_Problem description:_ Extract and list every line that contains the word "大纲文数".

*** Data entries ***

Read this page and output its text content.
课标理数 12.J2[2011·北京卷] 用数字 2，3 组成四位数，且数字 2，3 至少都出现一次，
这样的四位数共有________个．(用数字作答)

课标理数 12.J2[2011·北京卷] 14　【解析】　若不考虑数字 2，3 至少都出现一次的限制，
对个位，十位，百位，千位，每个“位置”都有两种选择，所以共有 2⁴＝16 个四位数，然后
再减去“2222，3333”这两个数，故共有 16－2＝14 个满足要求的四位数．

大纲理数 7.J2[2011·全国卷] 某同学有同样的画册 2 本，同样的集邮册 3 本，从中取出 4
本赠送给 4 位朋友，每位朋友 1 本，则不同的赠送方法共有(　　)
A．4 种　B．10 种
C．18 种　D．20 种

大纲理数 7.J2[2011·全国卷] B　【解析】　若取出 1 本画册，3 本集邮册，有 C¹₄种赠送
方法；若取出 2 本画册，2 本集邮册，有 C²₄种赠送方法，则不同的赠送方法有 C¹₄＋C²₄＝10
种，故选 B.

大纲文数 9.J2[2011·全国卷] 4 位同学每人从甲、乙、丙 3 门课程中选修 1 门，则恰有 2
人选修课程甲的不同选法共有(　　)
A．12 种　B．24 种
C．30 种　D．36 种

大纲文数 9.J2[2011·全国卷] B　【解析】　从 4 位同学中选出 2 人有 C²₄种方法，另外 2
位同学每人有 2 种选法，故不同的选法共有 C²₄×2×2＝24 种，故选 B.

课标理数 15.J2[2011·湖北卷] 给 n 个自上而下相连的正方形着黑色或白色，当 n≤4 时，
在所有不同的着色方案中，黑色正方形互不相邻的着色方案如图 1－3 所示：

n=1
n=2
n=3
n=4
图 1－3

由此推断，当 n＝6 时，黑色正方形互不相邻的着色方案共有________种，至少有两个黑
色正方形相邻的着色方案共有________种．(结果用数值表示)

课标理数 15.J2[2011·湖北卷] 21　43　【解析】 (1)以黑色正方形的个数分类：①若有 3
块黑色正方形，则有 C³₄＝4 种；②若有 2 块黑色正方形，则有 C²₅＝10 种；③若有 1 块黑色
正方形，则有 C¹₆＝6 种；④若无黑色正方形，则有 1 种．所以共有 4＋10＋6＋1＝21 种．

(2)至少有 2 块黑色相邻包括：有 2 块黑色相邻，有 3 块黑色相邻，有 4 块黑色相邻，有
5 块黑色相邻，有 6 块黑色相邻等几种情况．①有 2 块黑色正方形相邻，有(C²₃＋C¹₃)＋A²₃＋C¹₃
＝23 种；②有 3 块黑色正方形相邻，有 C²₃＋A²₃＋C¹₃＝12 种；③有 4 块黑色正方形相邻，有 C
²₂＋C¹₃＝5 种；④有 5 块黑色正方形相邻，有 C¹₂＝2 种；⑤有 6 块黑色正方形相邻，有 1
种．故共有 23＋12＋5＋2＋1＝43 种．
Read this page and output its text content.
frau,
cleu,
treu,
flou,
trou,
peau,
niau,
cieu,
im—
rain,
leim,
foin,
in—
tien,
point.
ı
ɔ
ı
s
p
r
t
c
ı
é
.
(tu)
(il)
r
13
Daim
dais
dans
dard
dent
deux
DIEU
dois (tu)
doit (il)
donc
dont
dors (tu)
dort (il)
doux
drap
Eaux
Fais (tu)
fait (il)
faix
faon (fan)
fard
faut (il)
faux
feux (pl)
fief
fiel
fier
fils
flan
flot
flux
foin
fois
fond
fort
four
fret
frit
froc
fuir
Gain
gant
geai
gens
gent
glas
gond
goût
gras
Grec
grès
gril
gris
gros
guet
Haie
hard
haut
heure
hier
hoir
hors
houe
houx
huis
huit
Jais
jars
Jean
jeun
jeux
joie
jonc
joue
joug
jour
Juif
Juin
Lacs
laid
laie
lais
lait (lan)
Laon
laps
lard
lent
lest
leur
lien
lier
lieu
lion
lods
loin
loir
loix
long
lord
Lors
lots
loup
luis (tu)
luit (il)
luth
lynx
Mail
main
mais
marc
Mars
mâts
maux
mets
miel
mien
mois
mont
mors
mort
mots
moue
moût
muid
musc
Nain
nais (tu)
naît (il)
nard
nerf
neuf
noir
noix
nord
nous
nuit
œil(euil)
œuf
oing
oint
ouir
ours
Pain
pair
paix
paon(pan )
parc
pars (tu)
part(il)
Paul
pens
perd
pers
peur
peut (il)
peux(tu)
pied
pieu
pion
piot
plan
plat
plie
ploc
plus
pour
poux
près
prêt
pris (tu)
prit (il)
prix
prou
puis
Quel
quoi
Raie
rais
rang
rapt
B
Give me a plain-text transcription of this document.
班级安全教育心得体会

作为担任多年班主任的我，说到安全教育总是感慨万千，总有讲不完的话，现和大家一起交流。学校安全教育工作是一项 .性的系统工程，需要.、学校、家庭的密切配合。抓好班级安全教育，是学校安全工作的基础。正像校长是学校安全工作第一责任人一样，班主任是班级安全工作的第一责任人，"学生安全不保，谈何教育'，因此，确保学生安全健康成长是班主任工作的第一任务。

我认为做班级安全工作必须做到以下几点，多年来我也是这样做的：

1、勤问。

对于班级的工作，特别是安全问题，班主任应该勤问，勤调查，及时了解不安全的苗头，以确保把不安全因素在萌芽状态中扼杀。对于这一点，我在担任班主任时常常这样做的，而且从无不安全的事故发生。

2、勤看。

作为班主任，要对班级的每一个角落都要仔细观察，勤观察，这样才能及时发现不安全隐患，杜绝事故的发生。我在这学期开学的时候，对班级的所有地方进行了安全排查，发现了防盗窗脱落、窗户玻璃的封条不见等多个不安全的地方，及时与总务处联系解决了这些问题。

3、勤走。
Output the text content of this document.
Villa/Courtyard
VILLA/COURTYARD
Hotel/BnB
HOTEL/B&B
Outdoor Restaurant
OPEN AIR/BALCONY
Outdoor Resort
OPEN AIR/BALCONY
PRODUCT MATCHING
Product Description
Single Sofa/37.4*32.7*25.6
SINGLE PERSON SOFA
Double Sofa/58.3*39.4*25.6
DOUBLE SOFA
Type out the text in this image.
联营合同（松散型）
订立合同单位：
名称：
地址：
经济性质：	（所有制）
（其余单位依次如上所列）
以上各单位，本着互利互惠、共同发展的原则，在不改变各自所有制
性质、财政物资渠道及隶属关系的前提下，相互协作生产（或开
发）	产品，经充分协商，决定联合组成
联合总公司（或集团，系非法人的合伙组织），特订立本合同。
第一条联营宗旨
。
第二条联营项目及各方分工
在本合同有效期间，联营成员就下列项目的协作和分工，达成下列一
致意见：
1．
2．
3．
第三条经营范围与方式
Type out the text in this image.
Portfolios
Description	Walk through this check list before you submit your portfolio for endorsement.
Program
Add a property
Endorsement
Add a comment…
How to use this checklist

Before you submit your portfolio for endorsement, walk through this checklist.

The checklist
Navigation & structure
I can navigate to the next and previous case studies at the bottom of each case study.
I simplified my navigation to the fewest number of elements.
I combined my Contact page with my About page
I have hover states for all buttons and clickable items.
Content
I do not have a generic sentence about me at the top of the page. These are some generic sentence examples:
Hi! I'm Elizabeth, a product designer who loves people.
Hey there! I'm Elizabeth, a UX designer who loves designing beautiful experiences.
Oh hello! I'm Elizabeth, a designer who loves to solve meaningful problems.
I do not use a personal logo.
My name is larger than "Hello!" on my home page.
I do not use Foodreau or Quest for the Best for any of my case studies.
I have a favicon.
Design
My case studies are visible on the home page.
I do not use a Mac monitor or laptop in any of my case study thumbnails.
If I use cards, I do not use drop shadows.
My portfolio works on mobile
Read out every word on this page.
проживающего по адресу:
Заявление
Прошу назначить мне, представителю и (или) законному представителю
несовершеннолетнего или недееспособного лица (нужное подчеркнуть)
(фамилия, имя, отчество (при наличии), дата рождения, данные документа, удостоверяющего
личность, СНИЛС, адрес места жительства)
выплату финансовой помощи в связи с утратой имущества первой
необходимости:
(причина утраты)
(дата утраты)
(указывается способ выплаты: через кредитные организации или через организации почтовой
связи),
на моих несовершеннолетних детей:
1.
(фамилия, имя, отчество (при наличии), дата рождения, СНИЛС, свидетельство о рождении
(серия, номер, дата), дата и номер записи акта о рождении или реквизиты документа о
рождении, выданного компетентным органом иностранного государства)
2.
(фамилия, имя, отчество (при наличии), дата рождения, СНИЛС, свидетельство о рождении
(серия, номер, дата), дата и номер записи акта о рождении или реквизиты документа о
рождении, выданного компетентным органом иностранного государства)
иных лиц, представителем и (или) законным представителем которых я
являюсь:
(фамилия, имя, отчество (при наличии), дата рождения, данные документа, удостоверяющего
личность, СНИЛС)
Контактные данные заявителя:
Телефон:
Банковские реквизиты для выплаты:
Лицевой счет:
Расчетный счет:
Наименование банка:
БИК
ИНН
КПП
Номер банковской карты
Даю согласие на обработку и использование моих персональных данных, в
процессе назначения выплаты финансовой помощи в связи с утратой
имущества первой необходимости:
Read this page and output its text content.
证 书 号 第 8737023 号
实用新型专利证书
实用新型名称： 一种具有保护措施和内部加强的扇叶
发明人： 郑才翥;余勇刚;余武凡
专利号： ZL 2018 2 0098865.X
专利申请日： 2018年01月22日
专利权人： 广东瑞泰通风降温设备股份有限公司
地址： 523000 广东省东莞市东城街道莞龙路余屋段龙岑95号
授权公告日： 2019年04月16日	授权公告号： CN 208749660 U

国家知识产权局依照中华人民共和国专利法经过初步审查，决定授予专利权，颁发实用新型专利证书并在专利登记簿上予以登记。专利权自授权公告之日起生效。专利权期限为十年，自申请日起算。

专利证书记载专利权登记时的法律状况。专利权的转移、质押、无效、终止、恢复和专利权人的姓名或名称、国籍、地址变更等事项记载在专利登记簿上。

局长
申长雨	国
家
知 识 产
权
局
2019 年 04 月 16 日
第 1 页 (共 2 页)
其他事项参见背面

***

_Exercise result:_
大纲文数 9.J2[2011·全国卷] 4 位同学每人从甲、乙、丙 3 门课程中选修 1 门，则恰有 2
大纲文数 9.J2[2011·全国卷] B　【解析】　从 4 位同学中选出 2 人有 C²₄种方法，另外 2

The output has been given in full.